--- START OF Given data ---

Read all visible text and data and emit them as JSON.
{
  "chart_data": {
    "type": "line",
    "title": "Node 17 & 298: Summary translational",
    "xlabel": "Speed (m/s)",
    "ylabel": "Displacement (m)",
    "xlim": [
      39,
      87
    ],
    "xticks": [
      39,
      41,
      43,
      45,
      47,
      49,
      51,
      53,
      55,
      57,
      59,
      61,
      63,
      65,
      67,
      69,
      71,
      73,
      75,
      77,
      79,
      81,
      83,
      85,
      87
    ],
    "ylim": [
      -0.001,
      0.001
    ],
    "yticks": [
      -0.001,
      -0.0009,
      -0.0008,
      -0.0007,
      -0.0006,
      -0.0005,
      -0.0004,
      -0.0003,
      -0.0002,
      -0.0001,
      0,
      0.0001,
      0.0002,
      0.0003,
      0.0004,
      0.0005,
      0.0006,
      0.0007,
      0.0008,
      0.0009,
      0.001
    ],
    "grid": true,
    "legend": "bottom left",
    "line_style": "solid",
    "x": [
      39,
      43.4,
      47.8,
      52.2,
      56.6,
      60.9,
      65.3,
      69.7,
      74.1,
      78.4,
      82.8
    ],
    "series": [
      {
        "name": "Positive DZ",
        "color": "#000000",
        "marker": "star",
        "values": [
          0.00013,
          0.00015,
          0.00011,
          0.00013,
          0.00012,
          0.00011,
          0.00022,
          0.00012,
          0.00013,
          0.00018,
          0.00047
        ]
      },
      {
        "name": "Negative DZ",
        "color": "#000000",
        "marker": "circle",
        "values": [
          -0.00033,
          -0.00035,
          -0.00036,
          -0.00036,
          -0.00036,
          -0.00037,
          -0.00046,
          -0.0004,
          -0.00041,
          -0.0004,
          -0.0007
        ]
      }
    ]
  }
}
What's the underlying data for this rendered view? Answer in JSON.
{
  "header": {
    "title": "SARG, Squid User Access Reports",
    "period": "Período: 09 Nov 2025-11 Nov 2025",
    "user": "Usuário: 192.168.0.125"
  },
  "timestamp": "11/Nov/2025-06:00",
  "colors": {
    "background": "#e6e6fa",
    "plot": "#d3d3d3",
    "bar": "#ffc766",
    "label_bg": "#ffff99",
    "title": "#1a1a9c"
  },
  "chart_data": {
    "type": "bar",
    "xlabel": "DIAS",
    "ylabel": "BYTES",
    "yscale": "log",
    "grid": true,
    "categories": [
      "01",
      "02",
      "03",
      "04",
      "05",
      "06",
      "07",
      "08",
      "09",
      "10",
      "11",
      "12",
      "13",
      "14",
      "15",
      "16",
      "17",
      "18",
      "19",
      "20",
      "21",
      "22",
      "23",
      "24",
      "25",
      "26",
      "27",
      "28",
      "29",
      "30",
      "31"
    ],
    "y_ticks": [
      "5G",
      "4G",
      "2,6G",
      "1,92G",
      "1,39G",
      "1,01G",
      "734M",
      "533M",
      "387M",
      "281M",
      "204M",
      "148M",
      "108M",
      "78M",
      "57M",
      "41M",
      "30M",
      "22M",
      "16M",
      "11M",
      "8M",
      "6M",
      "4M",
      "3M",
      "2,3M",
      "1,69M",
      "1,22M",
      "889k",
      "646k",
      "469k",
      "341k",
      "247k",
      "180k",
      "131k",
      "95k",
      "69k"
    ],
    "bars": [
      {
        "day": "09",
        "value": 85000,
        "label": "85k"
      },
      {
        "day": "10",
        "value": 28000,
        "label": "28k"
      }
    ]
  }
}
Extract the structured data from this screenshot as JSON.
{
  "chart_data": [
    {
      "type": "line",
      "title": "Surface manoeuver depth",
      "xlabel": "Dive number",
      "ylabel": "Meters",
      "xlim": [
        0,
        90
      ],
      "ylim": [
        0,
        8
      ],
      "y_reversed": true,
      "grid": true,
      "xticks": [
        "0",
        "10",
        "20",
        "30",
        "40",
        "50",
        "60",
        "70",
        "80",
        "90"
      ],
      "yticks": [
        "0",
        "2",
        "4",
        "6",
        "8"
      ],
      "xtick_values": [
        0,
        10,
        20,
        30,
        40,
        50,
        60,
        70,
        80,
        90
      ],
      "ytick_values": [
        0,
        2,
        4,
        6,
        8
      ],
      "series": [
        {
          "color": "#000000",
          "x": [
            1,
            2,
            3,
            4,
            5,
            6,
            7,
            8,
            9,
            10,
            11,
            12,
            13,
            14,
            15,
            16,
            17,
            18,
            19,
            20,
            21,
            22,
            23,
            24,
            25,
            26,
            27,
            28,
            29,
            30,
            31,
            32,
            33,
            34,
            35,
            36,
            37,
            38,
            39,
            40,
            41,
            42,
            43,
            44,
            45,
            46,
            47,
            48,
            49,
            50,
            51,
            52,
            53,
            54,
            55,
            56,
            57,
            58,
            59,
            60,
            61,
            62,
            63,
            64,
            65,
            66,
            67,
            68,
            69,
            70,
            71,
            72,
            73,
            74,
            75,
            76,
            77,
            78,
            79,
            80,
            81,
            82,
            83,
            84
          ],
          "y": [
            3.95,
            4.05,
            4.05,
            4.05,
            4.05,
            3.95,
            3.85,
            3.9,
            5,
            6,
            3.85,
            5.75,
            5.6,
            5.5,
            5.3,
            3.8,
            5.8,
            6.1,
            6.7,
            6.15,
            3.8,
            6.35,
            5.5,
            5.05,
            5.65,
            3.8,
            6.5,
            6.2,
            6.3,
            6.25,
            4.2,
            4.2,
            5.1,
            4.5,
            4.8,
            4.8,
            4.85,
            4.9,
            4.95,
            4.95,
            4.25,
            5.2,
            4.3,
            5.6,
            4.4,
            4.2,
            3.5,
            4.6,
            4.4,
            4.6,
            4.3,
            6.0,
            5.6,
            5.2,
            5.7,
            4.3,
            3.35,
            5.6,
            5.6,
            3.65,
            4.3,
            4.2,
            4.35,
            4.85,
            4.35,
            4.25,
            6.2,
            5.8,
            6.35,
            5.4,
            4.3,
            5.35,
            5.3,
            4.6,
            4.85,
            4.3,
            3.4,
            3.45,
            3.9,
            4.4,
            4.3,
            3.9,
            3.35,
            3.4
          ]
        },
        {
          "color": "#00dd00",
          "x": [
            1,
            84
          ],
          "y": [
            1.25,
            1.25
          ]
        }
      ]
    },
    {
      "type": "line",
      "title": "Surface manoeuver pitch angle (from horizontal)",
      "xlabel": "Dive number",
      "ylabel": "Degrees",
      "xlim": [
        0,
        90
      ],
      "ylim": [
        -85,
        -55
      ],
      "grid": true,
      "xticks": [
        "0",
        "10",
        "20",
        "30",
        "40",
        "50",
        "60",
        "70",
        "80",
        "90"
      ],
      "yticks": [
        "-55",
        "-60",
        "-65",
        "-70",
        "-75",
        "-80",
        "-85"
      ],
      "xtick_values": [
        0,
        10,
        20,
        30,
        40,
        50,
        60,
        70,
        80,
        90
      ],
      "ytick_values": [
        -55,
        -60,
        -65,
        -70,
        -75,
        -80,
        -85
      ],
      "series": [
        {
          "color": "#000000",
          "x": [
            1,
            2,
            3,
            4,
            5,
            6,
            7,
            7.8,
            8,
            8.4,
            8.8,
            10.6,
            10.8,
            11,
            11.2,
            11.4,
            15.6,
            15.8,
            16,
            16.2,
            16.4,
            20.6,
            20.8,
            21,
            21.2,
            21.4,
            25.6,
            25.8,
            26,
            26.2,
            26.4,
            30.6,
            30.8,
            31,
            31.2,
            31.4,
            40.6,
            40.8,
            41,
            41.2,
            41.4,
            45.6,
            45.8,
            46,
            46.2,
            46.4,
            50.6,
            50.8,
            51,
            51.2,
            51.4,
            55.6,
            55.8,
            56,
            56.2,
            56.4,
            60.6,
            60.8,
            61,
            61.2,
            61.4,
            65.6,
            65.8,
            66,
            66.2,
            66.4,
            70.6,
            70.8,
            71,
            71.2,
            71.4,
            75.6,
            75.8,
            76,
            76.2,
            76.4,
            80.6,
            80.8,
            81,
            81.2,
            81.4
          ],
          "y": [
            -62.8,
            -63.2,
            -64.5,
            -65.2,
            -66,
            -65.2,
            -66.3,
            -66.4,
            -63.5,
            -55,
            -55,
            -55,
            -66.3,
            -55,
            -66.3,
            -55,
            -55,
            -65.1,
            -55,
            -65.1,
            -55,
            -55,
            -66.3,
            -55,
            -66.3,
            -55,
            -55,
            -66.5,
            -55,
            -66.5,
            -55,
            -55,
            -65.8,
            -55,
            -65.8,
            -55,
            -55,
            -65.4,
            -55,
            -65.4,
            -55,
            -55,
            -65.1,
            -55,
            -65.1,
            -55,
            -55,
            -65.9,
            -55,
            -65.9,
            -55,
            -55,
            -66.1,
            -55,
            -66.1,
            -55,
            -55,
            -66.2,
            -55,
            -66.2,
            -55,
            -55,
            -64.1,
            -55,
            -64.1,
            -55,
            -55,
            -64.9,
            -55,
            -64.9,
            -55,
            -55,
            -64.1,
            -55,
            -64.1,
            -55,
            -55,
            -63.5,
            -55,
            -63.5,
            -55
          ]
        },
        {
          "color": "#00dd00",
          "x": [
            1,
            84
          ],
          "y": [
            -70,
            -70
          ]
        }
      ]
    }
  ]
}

--- END OF Given data ---

> [Goal]: Reply with one number: the count of lines in the entries that include the word "this".

> [Output of the exercise]: 2